begin
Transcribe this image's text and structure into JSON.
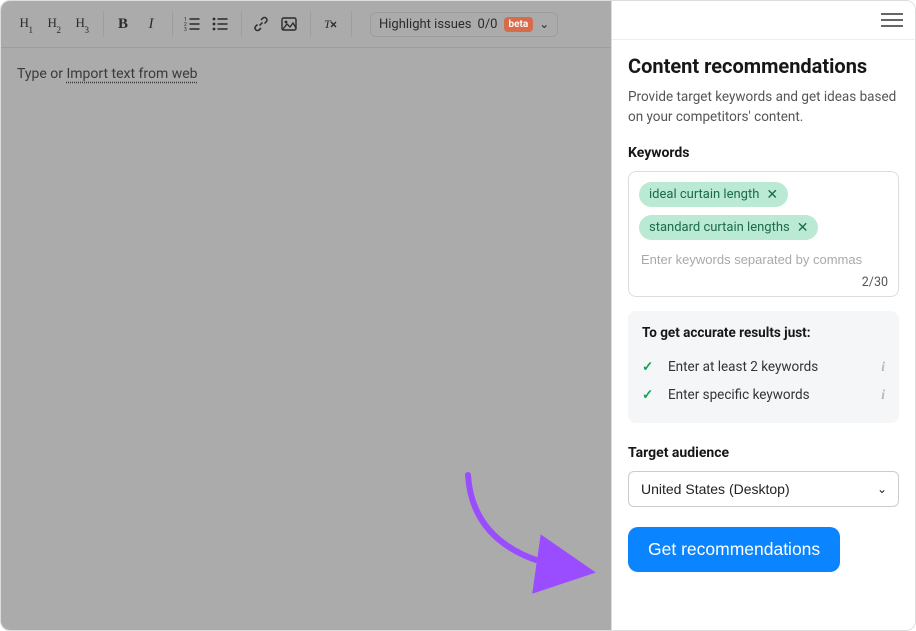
{
  "toolbar": {
    "h1": "H",
    "h1_sub": "1",
    "h2": "H",
    "h2_sub": "2",
    "h3": "H",
    "h3_sub": "3",
    "bold": "B",
    "italic": "I",
    "highlight_label": "Highlight issues",
    "highlight_count": "0/0",
    "beta_badge": "beta"
  },
  "editor": {
    "placeholder_prefix": "Type or ",
    "import_link": "Import text from web"
  },
  "sidebar": {
    "title": "Content recommendations",
    "description": "Provide target keywords and get ideas based on your competitors' content.",
    "keywords_label": "Keywords",
    "keywords": [
      "ideal curtain length",
      "standard curtain lengths"
    ],
    "kw_placeholder": "Enter keywords separated by commas",
    "kw_count": "2/30",
    "tips_title": "To get accurate results just:",
    "tips": [
      "Enter at least 2 keywords",
      "Enter specific keywords"
    ],
    "target_label": "Target audience",
    "target_value": "United States (Desktop)",
    "cta": "Get recommendations"
  }
}
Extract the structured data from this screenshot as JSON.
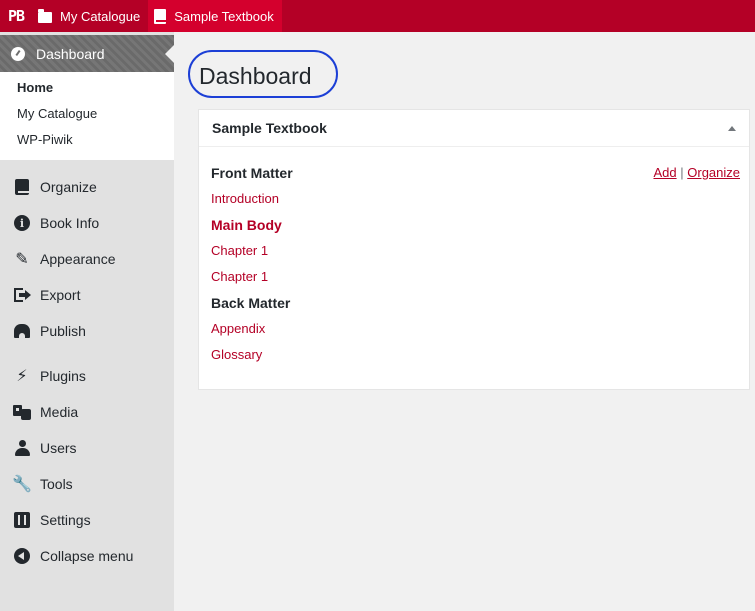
{
  "adminbar": {
    "logo": "PB",
    "catalogue_label": "My Catalogue",
    "book_label": "Sample Textbook"
  },
  "sidebar": {
    "dashboard_label": "Dashboard",
    "submenu": [
      "Home",
      "My Catalogue",
      "WP-Piwik"
    ],
    "group1": [
      {
        "label": "Organize",
        "icon": "book-icon"
      },
      {
        "label": "Book Info",
        "icon": "info-icon"
      },
      {
        "label": "Appearance",
        "icon": "paintbrush-icon"
      },
      {
        "label": "Export",
        "icon": "export-icon"
      },
      {
        "label": "Publish",
        "icon": "store-icon"
      }
    ],
    "group2": [
      {
        "label": "Plugins",
        "icon": "plugin-icon"
      },
      {
        "label": "Media",
        "icon": "media-icon"
      },
      {
        "label": "Users",
        "icon": "users-icon"
      },
      {
        "label": "Tools",
        "icon": "wrench-icon"
      },
      {
        "label": "Settings",
        "icon": "settings-icon"
      },
      {
        "label": "Collapse menu",
        "icon": "collapse-icon"
      }
    ]
  },
  "main": {
    "title": "Dashboard",
    "widget": {
      "title": "Sample Textbook",
      "actions": {
        "add": "Add",
        "separator": "|",
        "organize": "Organize"
      },
      "front_matter": "Front Matter",
      "front_items": [
        "Introduction"
      ],
      "main_body": "Main Body",
      "main_items": [
        "Chapter 1",
        "Chapter 1"
      ],
      "back_matter": "Back Matter",
      "back_items": [
        "Appendix",
        "Glossary"
      ]
    }
  },
  "colors": {
    "brand_red": "#b40026",
    "highlight_circle": "#1c3fd6"
  }
}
end
[The exercise]: Copy exactly the lines from the one containing "Extract the structured" through the final line of the records above, both included, and leave out any pictures.

[Result of this task]:
Extract the structured data from this screenshot as JSON.
{
  "adminbar": {
    "logo": "PB",
    "catalogue_label": "My Catalogue",
    "book_label": "Sample Textbook"
  },
  "sidebar": {
    "dashboard_label": "Dashboard",
    "submenu": [
      "Home",
      "My Catalogue",
      "WP-Piwik"
    ],
    "group1": [
      {
        "label": "Organize",
        "icon": "book-icon"
      },
      {
        "label": "Book Info",
        "icon": "info-icon"
      },
      {
        "label": "Appearance",
        "icon": "paintbrush-icon"
      },
      {
        "label": "Export",
        "icon": "export-icon"
      },
      {
        "label": "Publish",
        "icon": "store-icon"
      }
    ],
    "group2": [
      {
        "label": "Plugins",
        "icon": "plugin-icon"
      },
      {
        "label": "Media",
        "icon": "media-icon"
      },
      {
        "label": "Users",
        "icon": "users-icon"
      },
      {
        "label": "Tools",
        "icon": "wrench-icon"
      },
      {
        "label": "Settings",
        "icon": "settings-icon"
      },
      {
        "label": "Collapse menu",
        "icon": "collapse-icon"
      }
    ]
  },
  "main": {
    "title": "Dashboard",
    "widget": {
      "title": "Sample Textbook",
      "actions": {
        "add": "Add",
        "separator": "|",
        "organize": "Organize"
      },
      "front_matter": "Front Matter",
      "front_items": [
        "Introduction"
      ],
      "main_body": "Main Body",
      "main_items": [
        "Chapter 1",
        "Chapter 1"
      ],
      "back_matter": "Back Matter",
      "back_items": [
        "Appendix",
        "Glossary"
      ]
    }
  },
  "colors": {
    "brand_red": "#b40026",
    "highlight_circle": "#1c3fd6"
  }
}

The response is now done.